• _Supplied material_:

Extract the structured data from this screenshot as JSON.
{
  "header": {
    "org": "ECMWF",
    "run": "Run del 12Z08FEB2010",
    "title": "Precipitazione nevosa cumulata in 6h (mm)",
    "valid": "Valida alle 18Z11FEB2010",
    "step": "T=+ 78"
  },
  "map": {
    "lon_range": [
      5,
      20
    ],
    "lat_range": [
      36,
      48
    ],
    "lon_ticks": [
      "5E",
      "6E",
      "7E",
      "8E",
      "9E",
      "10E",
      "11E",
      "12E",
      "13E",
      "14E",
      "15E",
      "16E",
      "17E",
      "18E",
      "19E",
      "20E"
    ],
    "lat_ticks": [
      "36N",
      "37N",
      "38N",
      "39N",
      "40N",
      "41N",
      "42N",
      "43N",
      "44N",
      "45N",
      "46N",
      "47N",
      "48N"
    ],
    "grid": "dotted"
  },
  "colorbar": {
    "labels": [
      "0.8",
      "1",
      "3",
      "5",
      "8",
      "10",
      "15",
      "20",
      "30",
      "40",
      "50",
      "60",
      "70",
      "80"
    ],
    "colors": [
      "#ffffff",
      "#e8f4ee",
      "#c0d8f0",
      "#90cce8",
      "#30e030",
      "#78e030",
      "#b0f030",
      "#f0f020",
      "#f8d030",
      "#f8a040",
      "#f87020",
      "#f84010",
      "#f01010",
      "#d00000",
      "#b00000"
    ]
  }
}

• _Aim_:
Write down every line of the data exactly as it appears above.

• _Answer to this problem_:
Extract the structured data from this screenshot as JSON.
{
  "header": {
    "org": "ECMWF",
    "run": "Run del 12Z08FEB2010",
    "title": "Precipitazione nevosa cumulata in 6h (mm)",
    "valid": "Valida alle 18Z11FEB2010",
    "step": "T=+ 78"
  },
  "map": {
    "lon_range": [
      5,
      20
    ],
    "lat_range": [
      36,
      48
    ],
    "lon_ticks": [
      "5E",
      "6E",
      "7E",
      "8E",
      "9E",
      "10E",
      "11E",
      "12E",
      "13E",
      "14E",
      "15E",
      "16E",
      "17E",
      "18E",
      "19E",
      "20E"
    ],
    "lat_ticks": [
      "36N",
      "37N",
      "38N",
      "39N",
      "40N",
      "41N",
      "42N",
      "43N",
      "44N",
      "45N",
      "46N",
      "47N",
      "48N"
    ],
    "grid": "dotted"
  },
  "colorbar": {
    "labels": [
      "0.8",
      "1",
      "3",
      "5",
      "8",
      "10",
      "15",
      "20",
      "30",
      "40",
      "50",
      "60",
      "70",
      "80"
    ],
    "colors": [
      "#ffffff",
      "#e8f4ee",
      "#c0d8f0",
      "#90cce8",
      "#30e030",
      "#78e030",
      "#b0f030",
      "#f0f020",
      "#f8d030",
      "#f8a040",
      "#f87020",
      "#f84010",
      "#f01010",
      "#d00000",
      "#b00000"
    ]
  }
}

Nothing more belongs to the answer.